** Begin **

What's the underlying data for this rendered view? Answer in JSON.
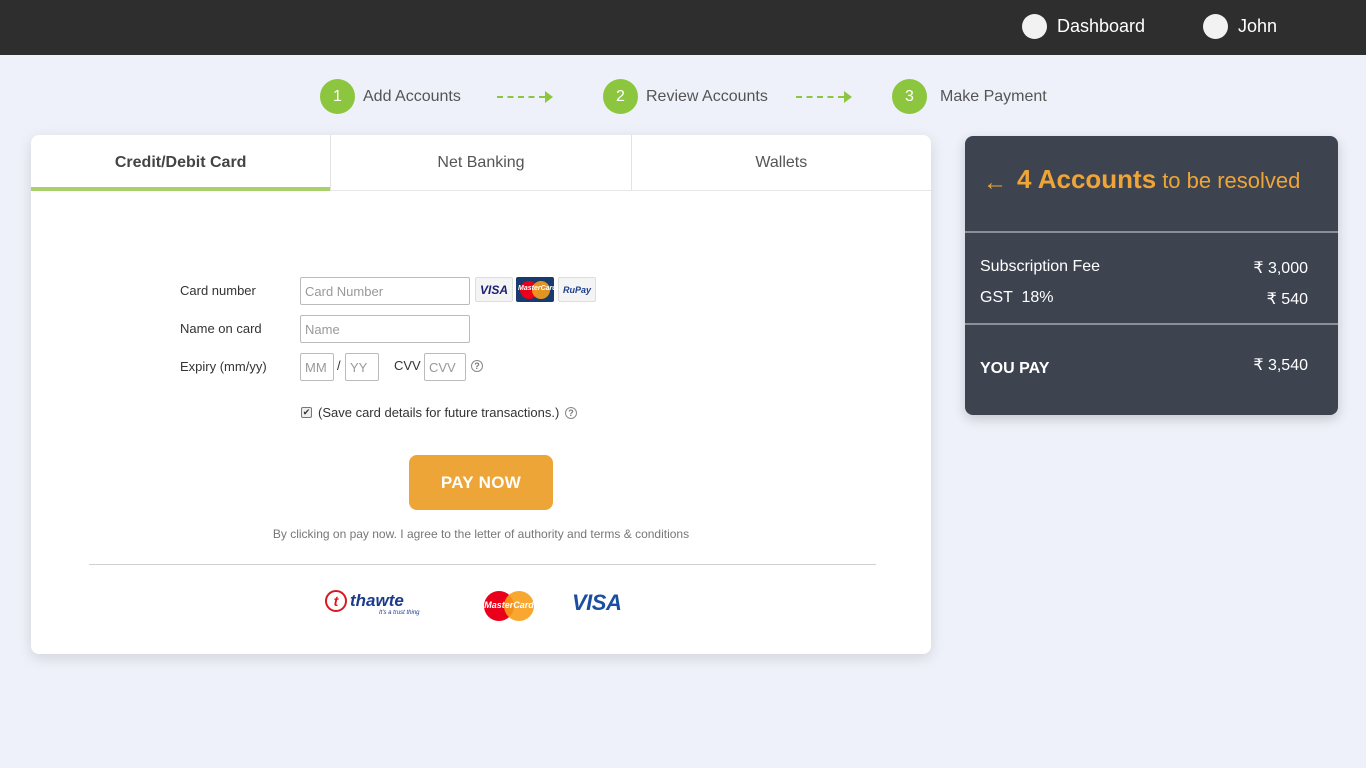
{
  "nav": {
    "dashboard": "Dashboard",
    "user": "John"
  },
  "steps": [
    {
      "num": "1",
      "label": "Add Accounts"
    },
    {
      "num": "2",
      "label": "Review Accounts"
    },
    {
      "num": "3",
      "label": "Make Payment"
    }
  ],
  "tabs": [
    {
      "label": "Credit/Debit Card",
      "active": true
    },
    {
      "label": "Net Banking",
      "active": false
    },
    {
      "label": "Wallets",
      "active": false
    }
  ],
  "form": {
    "card_number_label": "Card number",
    "card_number_placeholder": "Card Number",
    "name_label": "Name on card",
    "name_placeholder": "Name",
    "expiry_label": "Expiry (mm/yy)",
    "mm_placeholder": "MM",
    "separator": "/",
    "yy_placeholder": "YY",
    "cvv_label": "CVV",
    "cvv_placeholder": "CVV",
    "help_glyph": "?",
    "save_card_label": "(Save card details for future transactions.)",
    "save_card_checked": true
  },
  "brands": {
    "visa": "VISA",
    "mastercard": "MasterCard",
    "rupay": "RuPay"
  },
  "pay_button": "PAY NOW",
  "terms": "By clicking on pay now. I agree to the letter of authority and terms & conditions",
  "trust_logos": {
    "thawte": "thawte",
    "thawte_tag": "It's a trust thing",
    "mastercard": "MasterCard",
    "visa": "VISA"
  },
  "summary": {
    "back_arrow": "←",
    "count": "4 Accounts",
    "heading_rest": "to be resolved",
    "rows": [
      {
        "label": "Subscription Fee",
        "amount": "₹ 3,000"
      },
      {
        "label": "GST  18%",
        "amount": "₹ 540"
      }
    ],
    "total_label": "YOU PAY",
    "total_amount": "₹ 3,540"
  },
  "colors": {
    "accent_green": "#8cc63f",
    "accent_orange": "#eea538",
    "topbar": "#2e2e2e",
    "summary_bg": "#3e4350"
  }
}
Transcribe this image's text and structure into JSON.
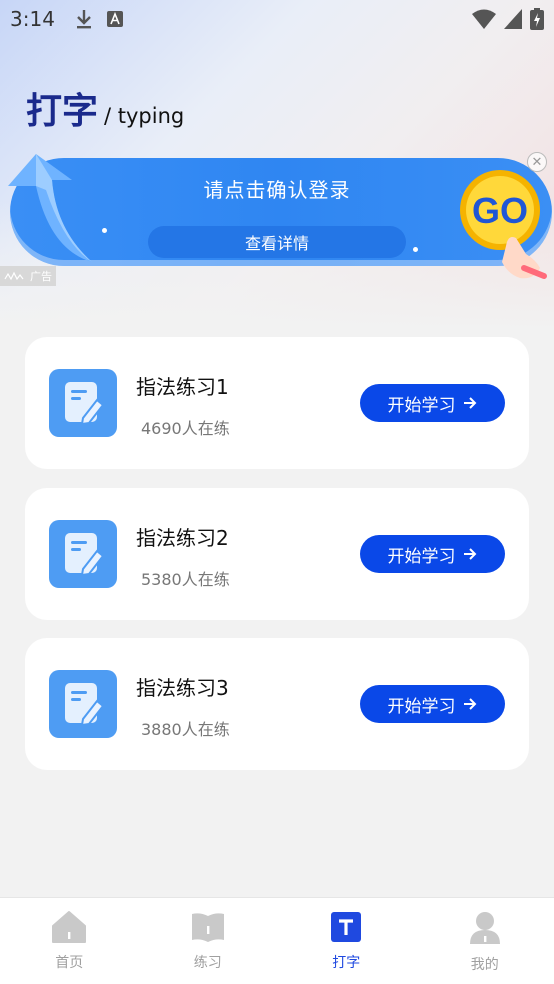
{
  "status_bar": {
    "time": "3:14"
  },
  "header": {
    "title": "打字",
    "subtitle": "/ typing"
  },
  "ad": {
    "text": "请点击确认登录",
    "detail_label": "查看详情",
    "badge": "GO",
    "tag": "广告"
  },
  "cards": [
    {
      "title": "指法练习1",
      "count": "4690人在练",
      "button": "开始学习"
    },
    {
      "title": "指法练习2",
      "count": "5380人在练",
      "button": "开始学习"
    },
    {
      "title": "指法练习3",
      "count": "3880人在练",
      "button": "开始学习"
    }
  ],
  "nav": {
    "items": [
      {
        "label": "首页",
        "icon": "home-icon"
      },
      {
        "label": "练习",
        "icon": "book-icon"
      },
      {
        "label": "打字",
        "icon": "typing-icon"
      },
      {
        "label": "我的",
        "icon": "user-icon"
      }
    ],
    "active_index": 2
  },
  "colors": {
    "accent": "#0a48e8",
    "banner": "#3a8ff5",
    "icon_bg": "#4e9cf3"
  }
}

** End **

(DESCRIPTION OF THE TASK) The material above holds pictures; copy everything else in it exactly.

(ANSWER BELOW)
What's the underlying data for this rendered view? Answer in JSON.
{
  "nav": {
    "dashboard": "Dashboard",
    "user": "John"
  },
  "steps": [
    {
      "num": "1",
      "label": "Add Accounts"
    },
    {
      "num": "2",
      "label": "Review Accounts"
    },
    {
      "num": "3",
      "label": "Make Payment"
    }
  ],
  "tabs": [
    {
      "label": "Credit/Debit Card",
      "active": true
    },
    {
      "label": "Net Banking",
      "active": false
    },
    {
      "label": "Wallets",
      "active": false
    }
  ],
  "form": {
    "card_number_label": "Card number",
    "card_number_placeholder": "Card Number",
    "name_label": "Name on card",
    "name_placeholder": "Name",
    "expiry_label": "Expiry (mm/yy)",
    "mm_placeholder": "MM",
    "separator": "/",
    "yy_placeholder": "YY",
    "cvv_label": "CVV",
    "cvv_placeholder": "CVV",
    "help_glyph": "?",
    "save_card_label": "(Save card details for future transactions.)",
    "save_card_checked": true
  },
  "brands": {
    "visa": "VISA",
    "mastercard": "MasterCard",
    "rupay": "RuPay"
  },
  "pay_button": "PAY NOW",
  "terms": "By clicking on pay now. I agree to the letter of authority and terms & conditions",
  "trust_logos": {
    "thawte": "thawte",
    "thawte_tag": "It's a trust thing",
    "mastercard": "MasterCard",
    "visa": "VISA"
  },
  "summary": {
    "back_arrow": "←",
    "count": "4 Accounts",
    "heading_rest": "to be resolved",
    "rows": [
      {
        "label": "Subscription Fee",
        "amount": "₹ 3,000"
      },
      {
        "label": "GST  18%",
        "amount": "₹ 540"
      }
    ],
    "total_label": "YOU PAY",
    "total_amount": "₹ 3,540"
  },
  "colors": {
    "accent_green": "#8cc63f",
    "accent_orange": "#eea538",
    "topbar": "#2e2e2e",
    "summary_bg": "#3e4350"
  }
}
Transcribe this image's text and structure into JSON.
{
  "status_bar": {
    "time": "3:14"
  },
  "header": {
    "title": "打字",
    "subtitle": "/ typing"
  },
  "ad": {
    "text": "请点击确认登录",
    "detail_label": "查看详情",
    "badge": "GO",
    "tag": "广告"
  },
  "cards": [
    {
      "title": "指法练习1",
      "count": "4690人在练",
      "button": "开始学习"
    },
    {
      "title": "指法练习2",
      "count": "5380人在练",
      "button": "开始学习"
    },
    {
      "title": "指法练习3",
      "count": "3880人在练",
      "button": "开始学习"
    }
  ],
  "nav": {
    "items": [
      {
        "label": "首页",
        "icon": "home-icon"
      },
      {
        "label": "练习",
        "icon": "book-icon"
      },
      {
        "label": "打字",
        "icon": "typing-icon"
      },
      {
        "label": "我的",
        "icon": "user-icon"
      }
    ],
    "active_index": 2
  },
  "colors": {
    "accent": "#0a48e8",
    "banner": "#3a8ff5",
    "icon_bg": "#4e9cf3"
  }
}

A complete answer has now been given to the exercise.